▶ [Records for the task]:
#####
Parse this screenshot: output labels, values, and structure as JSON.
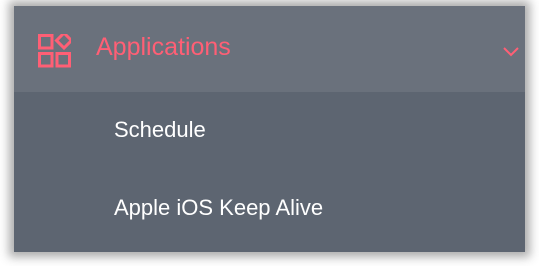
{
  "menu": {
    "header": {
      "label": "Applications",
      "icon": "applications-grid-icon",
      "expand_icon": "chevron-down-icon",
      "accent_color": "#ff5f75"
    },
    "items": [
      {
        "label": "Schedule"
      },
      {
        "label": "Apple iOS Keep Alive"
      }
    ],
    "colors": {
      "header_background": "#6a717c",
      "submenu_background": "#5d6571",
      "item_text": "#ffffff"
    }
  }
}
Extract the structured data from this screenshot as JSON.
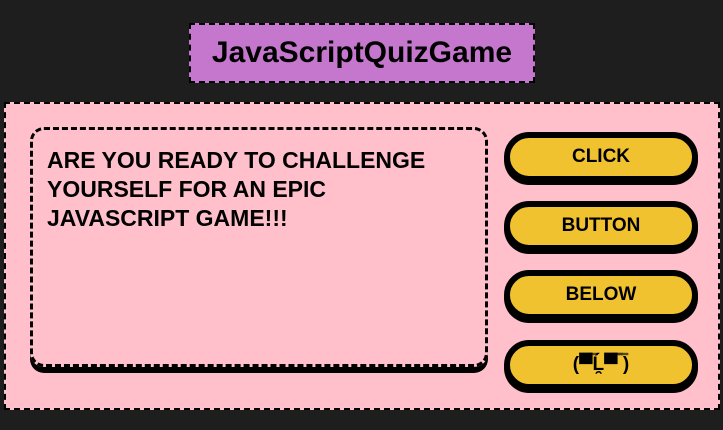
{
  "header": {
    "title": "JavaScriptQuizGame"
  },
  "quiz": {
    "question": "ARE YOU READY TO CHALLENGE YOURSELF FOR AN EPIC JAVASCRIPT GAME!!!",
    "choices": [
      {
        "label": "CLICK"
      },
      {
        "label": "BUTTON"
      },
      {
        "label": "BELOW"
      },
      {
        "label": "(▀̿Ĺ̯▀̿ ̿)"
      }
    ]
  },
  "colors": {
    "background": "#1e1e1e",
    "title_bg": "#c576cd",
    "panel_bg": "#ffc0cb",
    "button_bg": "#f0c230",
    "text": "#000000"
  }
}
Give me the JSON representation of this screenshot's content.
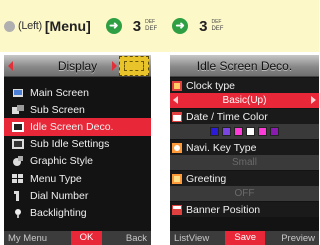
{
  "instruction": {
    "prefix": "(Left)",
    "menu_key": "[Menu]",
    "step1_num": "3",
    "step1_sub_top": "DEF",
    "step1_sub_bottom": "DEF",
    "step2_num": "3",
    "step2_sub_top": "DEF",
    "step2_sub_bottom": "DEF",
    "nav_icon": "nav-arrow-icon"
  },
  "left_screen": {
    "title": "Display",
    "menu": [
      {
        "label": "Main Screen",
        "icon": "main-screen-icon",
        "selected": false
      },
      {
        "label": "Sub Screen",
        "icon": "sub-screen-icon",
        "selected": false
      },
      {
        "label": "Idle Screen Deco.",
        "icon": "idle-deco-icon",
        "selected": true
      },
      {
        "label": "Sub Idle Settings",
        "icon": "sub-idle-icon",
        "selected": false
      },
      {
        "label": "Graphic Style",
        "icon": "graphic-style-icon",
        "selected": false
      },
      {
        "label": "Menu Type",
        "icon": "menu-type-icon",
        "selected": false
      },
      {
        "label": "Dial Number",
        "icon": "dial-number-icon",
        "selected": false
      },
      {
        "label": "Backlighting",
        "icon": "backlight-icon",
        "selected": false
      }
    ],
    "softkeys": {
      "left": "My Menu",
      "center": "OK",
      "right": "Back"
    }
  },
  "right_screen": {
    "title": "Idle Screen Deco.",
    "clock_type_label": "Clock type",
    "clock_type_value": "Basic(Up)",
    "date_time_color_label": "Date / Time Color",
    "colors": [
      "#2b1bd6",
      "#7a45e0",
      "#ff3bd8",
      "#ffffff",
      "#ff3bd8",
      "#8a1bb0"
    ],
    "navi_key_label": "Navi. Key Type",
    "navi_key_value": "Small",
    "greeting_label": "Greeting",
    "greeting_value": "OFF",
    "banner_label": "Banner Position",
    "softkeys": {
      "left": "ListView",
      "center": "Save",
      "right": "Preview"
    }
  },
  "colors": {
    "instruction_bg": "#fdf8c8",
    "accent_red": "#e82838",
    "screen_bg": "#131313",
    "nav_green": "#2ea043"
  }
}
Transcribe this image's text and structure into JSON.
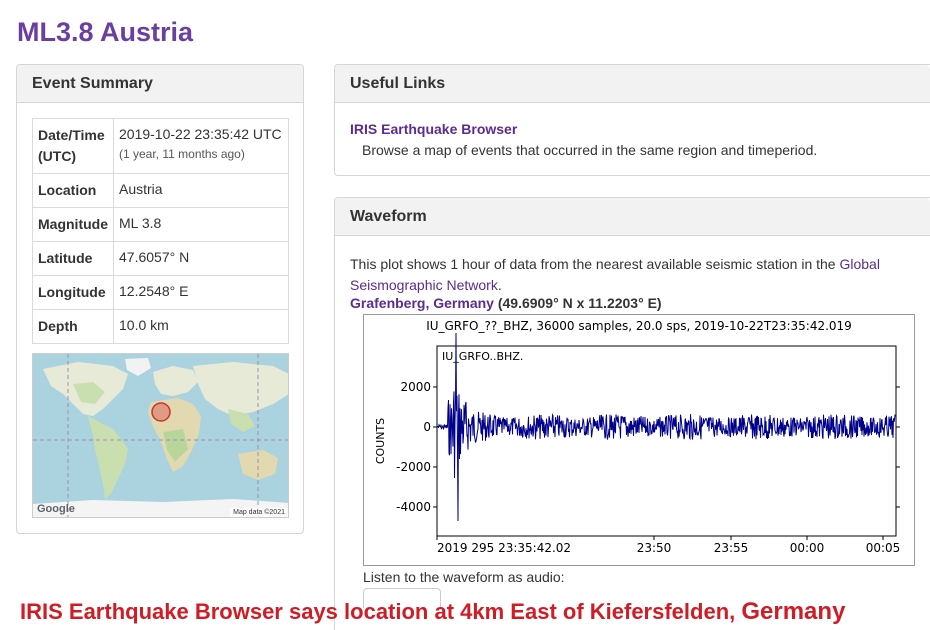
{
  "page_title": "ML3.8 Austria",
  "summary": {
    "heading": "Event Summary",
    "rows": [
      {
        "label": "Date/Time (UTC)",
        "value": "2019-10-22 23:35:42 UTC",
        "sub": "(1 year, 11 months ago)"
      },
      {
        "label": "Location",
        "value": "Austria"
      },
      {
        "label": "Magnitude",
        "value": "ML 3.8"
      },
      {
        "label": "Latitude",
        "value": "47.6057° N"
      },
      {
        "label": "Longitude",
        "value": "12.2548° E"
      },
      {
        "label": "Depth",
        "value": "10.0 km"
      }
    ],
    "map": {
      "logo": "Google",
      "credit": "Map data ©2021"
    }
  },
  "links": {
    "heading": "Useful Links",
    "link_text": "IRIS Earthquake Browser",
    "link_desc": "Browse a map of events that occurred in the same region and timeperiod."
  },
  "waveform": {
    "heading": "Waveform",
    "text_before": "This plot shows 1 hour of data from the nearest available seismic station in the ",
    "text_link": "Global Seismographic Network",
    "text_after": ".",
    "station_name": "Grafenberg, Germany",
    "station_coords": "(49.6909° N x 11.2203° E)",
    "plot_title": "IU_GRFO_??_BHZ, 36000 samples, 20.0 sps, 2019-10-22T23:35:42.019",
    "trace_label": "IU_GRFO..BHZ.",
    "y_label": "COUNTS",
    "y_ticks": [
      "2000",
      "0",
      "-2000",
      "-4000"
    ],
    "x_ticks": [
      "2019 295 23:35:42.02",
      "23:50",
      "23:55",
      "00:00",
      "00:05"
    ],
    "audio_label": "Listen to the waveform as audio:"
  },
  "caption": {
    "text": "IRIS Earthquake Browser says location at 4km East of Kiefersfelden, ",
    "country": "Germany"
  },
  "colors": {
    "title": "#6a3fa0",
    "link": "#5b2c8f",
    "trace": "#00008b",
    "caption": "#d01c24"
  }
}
#####
Give back each entry exactly as it appears, with no pictures.

▶ [Final result]:
Parse this screenshot: output labels, values, and structure as JSON.
{
  "menu": {
    "header": {
      "label": "Applications",
      "icon": "applications-grid-icon",
      "expand_icon": "chevron-down-icon",
      "accent_color": "#ff5f75"
    },
    "items": [
      {
        "label": "Schedule"
      },
      {
        "label": "Apple iOS Keep Alive"
      }
    ],
    "colors": {
      "header_background": "#6a717c",
      "submenu_background": "#5d6571",
      "item_text": "#ffffff"
    }
  }
}
Extract the structured data from this screenshot as JSON.
{
  "header": {
    "title": "JavaScriptQuizGame"
  },
  "quiz": {
    "question": "ARE YOU READY TO CHALLENGE YOURSELF FOR AN EPIC JAVASCRIPT GAME!!!",
    "choices": [
      {
        "label": "CLICK"
      },
      {
        "label": "BUTTON"
      },
      {
        "label": "BELOW"
      },
      {
        "label": "(▀̿Ĺ̯▀̿ ̿)"
      }
    ]
  },
  "colors": {
    "background": "#1e1e1e",
    "title_bg": "#c576cd",
    "panel_bg": "#ffc0cb",
    "button_bg": "#f0c230",
    "text": "#000000"
  }
}
Give me the JSON representation of this screenshot's content.
{
  "instruction": {
    "prefix": "(Left)",
    "menu_key": "[Menu]",
    "step1_num": "3",
    "step1_sub_top": "DEF",
    "step1_sub_bottom": "DEF",
    "step2_num": "3",
    "step2_sub_top": "DEF",
    "step2_sub_bottom": "DEF",
    "nav_icon": "nav-arrow-icon"
  },
  "left_screen": {
    "title": "Display",
    "menu": [
      {
        "label": "Main Screen",
        "icon": "main-screen-icon",
        "selected": false
      },
      {
        "label": "Sub Screen",
        "icon": "sub-screen-icon",
        "selected": false
      },
      {
        "label": "Idle Screen Deco.",
        "icon": "idle-deco-icon",
        "selected": true
      },
      {
        "label": "Sub Idle Settings",
        "icon": "sub-idle-icon",
        "selected": false
      },
      {
        "label": "Graphic Style",
        "icon": "graphic-style-icon",
        "selected": false
      },
      {
        "label": "Menu Type",
        "icon": "menu-type-icon",
        "selected": false
      },
      {
        "label": "Dial Number",
        "icon": "dial-number-icon",
        "selected": false
      },
      {
        "label": "Backlighting",
        "icon": "backlight-icon",
        "selected": false
      }
    ],
    "softkeys": {
      "left": "My Menu",
      "center": "OK",
      "right": "Back"
    }
  },
  "right_screen": {
    "title": "Idle Screen Deco.",
    "clock_type_label": "Clock type",
    "clock_type_value": "Basic(Up)",
    "date_time_color_label": "Date / Time Color",
    "colors": [
      "#2b1bd6",
      "#7a45e0",
      "#ff3bd8",
      "#ffffff",
      "#ff3bd8",
      "#8a1bb0"
    ],
    "navi_key_label": "Navi. Key Type",
    "navi_key_value": "Small",
    "greeting_label": "Greeting",
    "greeting_value": "OFF",
    "banner_label": "Banner Position",
    "softkeys": {
      "left": "ListView",
      "center": "Save",
      "right": "Preview"
    }
  },
  "colors": {
    "instruction_bg": "#fdf8c8",
    "accent_red": "#e82838",
    "screen_bg": "#131313",
    "nav_green": "#2ea043"
  }
}
Transcribe this image's text and structure into JSON.
{
  "page_title": "ML3.8 Austria",
  "summary": {
    "heading": "Event Summary",
    "rows": [
      {
        "label": "Date/Time (UTC)",
        "value": "2019-10-22 23:35:42 UTC",
        "sub": "(1 year, 11 months ago)"
      },
      {
        "label": "Location",
        "value": "Austria"
      },
      {
        "label": "Magnitude",
        "value": "ML 3.8"
      },
      {
        "label": "Latitude",
        "value": "47.6057° N"
      },
      {
        "label": "Longitude",
        "value": "12.2548° E"
      },
      {
        "label": "Depth",
        "value": "10.0 km"
      }
    ],
    "map": {
      "logo": "Google",
      "credit": "Map data ©2021"
    }
  },
  "links": {
    "heading": "Useful Links",
    "link_text": "IRIS Earthquake Browser",
    "link_desc": "Browse a map of events that occurred in the same region and timeperiod."
  },
  "waveform": {
    "heading": "Waveform",
    "text_before": "This plot shows 1 hour of data from the nearest available seismic station in the ",
    "text_link": "Global Seismographic Network",
    "text_after": ".",
    "station_name": "Grafenberg, Germany",
    "station_coords": "(49.6909° N x 11.2203° E)",
    "plot_title": "IU_GRFO_??_BHZ, 36000 samples, 20.0 sps, 2019-10-22T23:35:42.019",
    "trace_label": "IU_GRFO..BHZ.",
    "y_label": "COUNTS",
    "y_ticks": [
      "2000",
      "0",
      "-2000",
      "-4000"
    ],
    "x_ticks": [
      "2019 295 23:35:42.02",
      "23:50",
      "23:55",
      "00:00",
      "00:05"
    ],
    "audio_label": "Listen to the waveform as audio:"
  },
  "caption": {
    "text": "IRIS Earthquake Browser says location at 4km East of Kiefersfelden, ",
    "country": "Germany"
  },
  "colors": {
    "title": "#6a3fa0",
    "link": "#5b2c8f",
    "trace": "#00008b",
    "caption": "#d01c24"
  }
}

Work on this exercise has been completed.